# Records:
● ● ● ●

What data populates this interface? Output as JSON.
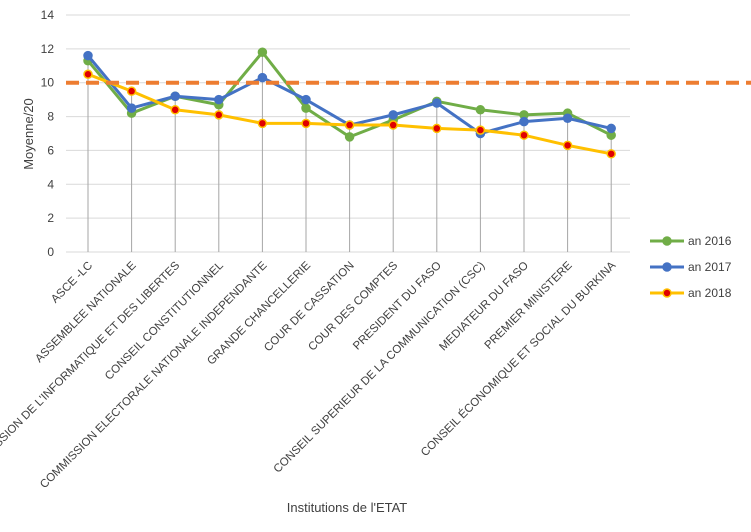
{
  "chart_data": {
    "type": "line",
    "title": "",
    "xlabel": "Institutions de l'ETAT",
    "ylabel": "Moyenne/20",
    "ylim": [
      0,
      14
    ],
    "yticks": [
      0,
      2,
      4,
      6,
      8,
      10,
      12,
      14
    ],
    "grid": true,
    "legend_position": "right",
    "reference_line": {
      "value": 10,
      "color": "#ED7D31",
      "style": "dashed"
    },
    "categories": [
      "ASCE -LC",
      "ASSEMBLEE NATIONALE",
      "COMMISSION DE L'INFORMATIQUE ET DES LIBERTES",
      "CONSEIL CONSTITUTIONNEL",
      "COMMISSION ELECTORALE NATIONALE INDEPENDANTE",
      "GRANDE CHANCELLERIE",
      "COUR DE CASSATION",
      "COUR DES COMPTES",
      "PRESIDENT DU FASO",
      "CONSEIL SUPERIEUR DE LA COMMUNICATION (CSC)",
      "MEDIATEUR DU FASO",
      "PREMIER MINISTERE",
      "CONSEIL ÉCONOMIQUE ET SOCIAL DU BURKINA"
    ],
    "series": [
      {
        "name": "an 2016",
        "color": "#70AD47",
        "marker_fill": "#70AD47",
        "values": [
          11.3,
          8.2,
          9.2,
          8.7,
          11.8,
          8.5,
          6.8,
          7.8,
          8.9,
          8.4,
          8.1,
          8.2,
          6.9
        ]
      },
      {
        "name": "an 2017",
        "color": "#4472C4",
        "marker_fill": "#4472C4",
        "values": [
          11.6,
          8.5,
          9.2,
          9.0,
          10.3,
          9.0,
          7.5,
          8.1,
          8.8,
          7.0,
          7.7,
          7.9,
          7.3
        ]
      },
      {
        "name": "an 2018",
        "color": "#FFC000",
        "marker_fill": "#E00000",
        "values": [
          10.5,
          9.5,
          8.4,
          8.1,
          7.6,
          7.6,
          7.5,
          7.5,
          7.3,
          7.2,
          6.9,
          6.3,
          5.8
        ]
      }
    ]
  }
}
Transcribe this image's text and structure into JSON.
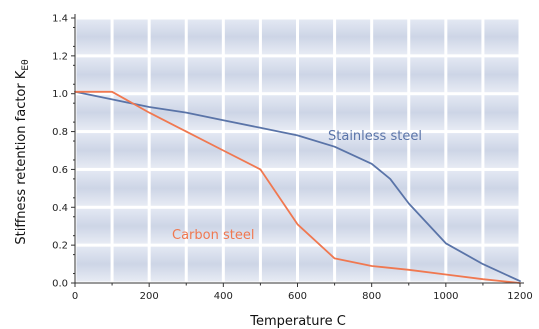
{
  "chart_data": {
    "type": "line",
    "xlabel": "Temperature C",
    "ylabel_main": "Stiffness retention factor  K",
    "ylabel_sub": "Eθ",
    "xlim": [
      0,
      1200
    ],
    "ylim": [
      0,
      1.4
    ],
    "x_ticks": [
      "0",
      "200",
      "400",
      "600",
      "800",
      "1000",
      "1200"
    ],
    "y_ticks": [
      "0.0",
      "0.2",
      "0.4",
      "0.6",
      "0.8",
      "1.0",
      "1.2",
      "1.4"
    ],
    "grid": true,
    "series": [
      {
        "name": "Stainless steel",
        "color": "#5a74a8",
        "points": [
          [
            0,
            1.01
          ],
          [
            100,
            0.97
          ],
          [
            200,
            0.93
          ],
          [
            300,
            0.9
          ],
          [
            400,
            0.86
          ],
          [
            500,
            0.82
          ],
          [
            600,
            0.78
          ],
          [
            700,
            0.72
          ],
          [
            800,
            0.63
          ],
          [
            850,
            0.55
          ],
          [
            900,
            0.42
          ],
          [
            1000,
            0.21
          ],
          [
            1100,
            0.1
          ],
          [
            1200,
            0.01
          ]
        ]
      },
      {
        "name": "Carbon steel",
        "color": "#f07850",
        "points": [
          [
            0,
            1.01
          ],
          [
            100,
            1.01
          ],
          [
            200,
            0.9
          ],
          [
            300,
            0.8
          ],
          [
            400,
            0.7
          ],
          [
            500,
            0.6
          ],
          [
            600,
            0.31
          ],
          [
            700,
            0.13
          ],
          [
            800,
            0.09
          ],
          [
            900,
            0.07
          ],
          [
            1000,
            0.045
          ],
          [
            1100,
            0.02
          ],
          [
            1200,
            0.0
          ]
        ]
      }
    ]
  }
}
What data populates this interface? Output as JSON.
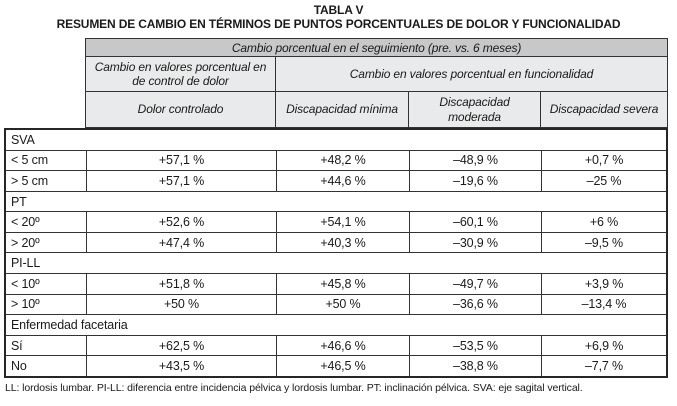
{
  "page": {
    "title": "TABLA V",
    "subtitle": "RESUMEN DE CAMBIO EN TÉRMINOS DE PUNTOS PORCENTUALES DE DOLOR Y FUNCIONALIDAD"
  },
  "table": {
    "banner": "Cambio porcentual en el seguimiento (pre. vs. 6 meses)",
    "group_headers": [
      "Cambio en valores porcentual en de control de dolor",
      "Cambio en valores porcentual en funcionalidad"
    ],
    "column_headers": [
      "Dolor controlado",
      "Discapacidad mínima",
      "Discapacidad moderada",
      "Discapacidad severa"
    ],
    "sections": [
      {
        "label": "SVA",
        "rows": [
          {
            "label": "< 5 cm",
            "values": [
              "+57,1 %",
              "+48,2 %",
              "–48,9 %",
              "+0,7 %"
            ]
          },
          {
            "label": "> 5 cm",
            "values": [
              "+57,1 %",
              "+44,6 %",
              "–19,6 %",
              "–25 %"
            ]
          }
        ]
      },
      {
        "label": "PT",
        "rows": [
          {
            "label": "< 20º",
            "values": [
              "+52,6 %",
              "+54,1 %",
              "–60,1 %",
              "+6 %"
            ]
          },
          {
            "label": "> 20º",
            "values": [
              "+47,4 %",
              "+40,3 %",
              "–30,9 %",
              "–9,5 %"
            ]
          }
        ]
      },
      {
        "label": "PI-LL",
        "rows": [
          {
            "label": "< 10º",
            "values": [
              "+51,8 %",
              "+45,8 %",
              "–49,7 %",
              "+3,9 %"
            ]
          },
          {
            "label": "> 10º",
            "values": [
              "+50 %",
              "+50 %",
              "–36,6 %",
              "–13,4 %"
            ]
          }
        ]
      },
      {
        "label": "Enfermedad facetaria",
        "rows": [
          {
            "label": "Sí",
            "values": [
              "+62,5 %",
              "+46,6 %",
              "–53,5 %",
              "+6,9 %"
            ]
          },
          {
            "label": "No",
            "values": [
              "+43,5 %",
              "+46,5 %",
              "–38,8 %",
              "–7,7 %"
            ]
          }
        ]
      }
    ]
  },
  "footnote": "LL: lordosis lumbar. PI-LL: diferencia entre incidencia pélvica y lordosis lumbar. PT: inclinación pélvica. SVA: eje sagital vertical.",
  "colors": {
    "banner_bg": "#c6c8ca",
    "header_bg": "#e9eaeb",
    "border": "#333333",
    "text": "#1a1a1a"
  }
}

● ● ● ●

Write out every entry again word for word, without any of the pictures.

What data populates this interface? Output as JSON.
{
  "chart_data": {
    "type": "line",
    "title": "",
    "xlabel": "Institutions de l'ETAT",
    "ylabel": "Moyenne/20",
    "ylim": [
      0,
      14
    ],
    "yticks": [
      0,
      2,
      4,
      6,
      8,
      10,
      12,
      14
    ],
    "grid": true,
    "legend_position": "right",
    "reference_line": {
      "value": 10,
      "color": "#ED7D31",
      "style": "dashed"
    },
    "categories": [
      "ASCE -LC",
      "ASSEMBLEE NATIONALE",
      "COMMISSION DE L'INFORMATIQUE ET DES LIBERTES",
      "CONSEIL CONSTITUTIONNEL",
      "COMMISSION ELECTORALE NATIONALE INDEPENDANTE",
      "GRANDE CHANCELLERIE",
      "COUR DE CASSATION",
      "COUR DES COMPTES",
      "PRESIDENT DU FASO",
      "CONSEIL SUPERIEUR DE LA COMMUNICATION (CSC)",
      "MEDIATEUR DU FASO",
      "PREMIER MINISTERE",
      "CONSEIL ÉCONOMIQUE ET SOCIAL DU BURKINA"
    ],
    "series": [
      {
        "name": "an 2016",
        "color": "#70AD47",
        "marker_fill": "#70AD47",
        "values": [
          11.3,
          8.2,
          9.2,
          8.7,
          11.8,
          8.5,
          6.8,
          7.8,
          8.9,
          8.4,
          8.1,
          8.2,
          6.9
        ]
      },
      {
        "name": "an 2017",
        "color": "#4472C4",
        "marker_fill": "#4472C4",
        "values": [
          11.6,
          8.5,
          9.2,
          9.0,
          10.3,
          9.0,
          7.5,
          8.1,
          8.8,
          7.0,
          7.7,
          7.9,
          7.3
        ]
      },
      {
        "name": "an 2018",
        "color": "#FFC000",
        "marker_fill": "#E00000",
        "values": [
          10.5,
          9.5,
          8.4,
          8.1,
          7.6,
          7.6,
          7.5,
          7.5,
          7.3,
          7.2,
          6.9,
          6.3,
          5.8
        ]
      }
    ]
  }
}
Transcribe this image's text and structure into JSON.
{
  "chart_data": {
    "type": "line",
    "xlabel": "Temperature C",
    "ylabel_main": "Stiffness retention factor  K",
    "ylabel_sub": "Eθ",
    "xlim": [
      0,
      1200
    ],
    "ylim": [
      0,
      1.4
    ],
    "x_ticks": [
      "0",
      "200",
      "400",
      "600",
      "800",
      "1000",
      "1200"
    ],
    "y_ticks": [
      "0.0",
      "0.2",
      "0.4",
      "0.6",
      "0.8",
      "1.0",
      "1.2",
      "1.4"
    ],
    "grid": true,
    "series": [
      {
        "name": "Stainless steel",
        "color": "#5a74a8",
        "points": [
          [
            0,
            1.01
          ],
          [
            100,
            0.97
          ],
          [
            200,
            0.93
          ],
          [
            300,
            0.9
          ],
          [
            400,
            0.86
          ],
          [
            500,
            0.82
          ],
          [
            600,
            0.78
          ],
          [
            700,
            0.72
          ],
          [
            800,
            0.63
          ],
          [
            850,
            0.55
          ],
          [
            900,
            0.42
          ],
          [
            1000,
            0.21
          ],
          [
            1100,
            0.1
          ],
          [
            1200,
            0.01
          ]
        ]
      },
      {
        "name": "Carbon steel",
        "color": "#f07850",
        "points": [
          [
            0,
            1.01
          ],
          [
            100,
            1.01
          ],
          [
            200,
            0.9
          ],
          [
            300,
            0.8
          ],
          [
            400,
            0.7
          ],
          [
            500,
            0.6
          ],
          [
            600,
            0.31
          ],
          [
            700,
            0.13
          ],
          [
            800,
            0.09
          ],
          [
            900,
            0.07
          ],
          [
            1000,
            0.045
          ],
          [
            1100,
            0.02
          ],
          [
            1200,
            0.0
          ]
        ]
      }
    ]
  }
}
What data populates this interface? Output as JSON.
{
  "page": {
    "title": "TABLA V",
    "subtitle": "RESUMEN DE CAMBIO EN TÉRMINOS DE PUNTOS PORCENTUALES DE DOLOR Y FUNCIONALIDAD"
  },
  "table": {
    "banner": "Cambio porcentual en el seguimiento (pre. vs. 6 meses)",
    "group_headers": [
      "Cambio en valores porcentual en de control de dolor",
      "Cambio en valores porcentual en funcionalidad"
    ],
    "column_headers": [
      "Dolor controlado",
      "Discapacidad mínima",
      "Discapacidad moderada",
      "Discapacidad severa"
    ],
    "sections": [
      {
        "label": "SVA",
        "rows": [
          {
            "label": "< 5 cm",
            "values": [
              "+57,1 %",
              "+48,2 %",
              "–48,9 %",
              "+0,7 %"
            ]
          },
          {
            "label": "> 5 cm",
            "values": [
              "+57,1 %",
              "+44,6 %",
              "–19,6 %",
              "–25 %"
            ]
          }
        ]
      },
      {
        "label": "PT",
        "rows": [
          {
            "label": "< 20º",
            "values": [
              "+52,6 %",
              "+54,1 %",
              "–60,1 %",
              "+6 %"
            ]
          },
          {
            "label": "> 20º",
            "values": [
              "+47,4 %",
              "+40,3 %",
              "–30,9 %",
              "–9,5 %"
            ]
          }
        ]
      },
      {
        "label": "PI-LL",
        "rows": [
          {
            "label": "< 10º",
            "values": [
              "+51,8 %",
              "+45,8 %",
              "–49,7 %",
              "+3,9 %"
            ]
          },
          {
            "label": "> 10º",
            "values": [
              "+50 %",
              "+50 %",
              "–36,6 %",
              "–13,4 %"
            ]
          }
        ]
      },
      {
        "label": "Enfermedad facetaria",
        "rows": [
          {
            "label": "Sí",
            "values": [
              "+62,5 %",
              "+46,6 %",
              "–53,5 %",
              "+6,9 %"
            ]
          },
          {
            "label": "No",
            "values": [
              "+43,5 %",
              "+46,5 %",
              "–38,8 %",
              "–7,7 %"
            ]
          }
        ]
      }
    ]
  },
  "footnote": "LL: lordosis lumbar. PI-LL: diferencia entre incidencia pélvica y lordosis lumbar. PT: inclinación pélvica. SVA: eje sagital vertical.",
  "colors": {
    "banner_bg": "#c6c8ca",
    "header_bg": "#e9eaeb",
    "border": "#333333",
    "text": "#1a1a1a"
  }
}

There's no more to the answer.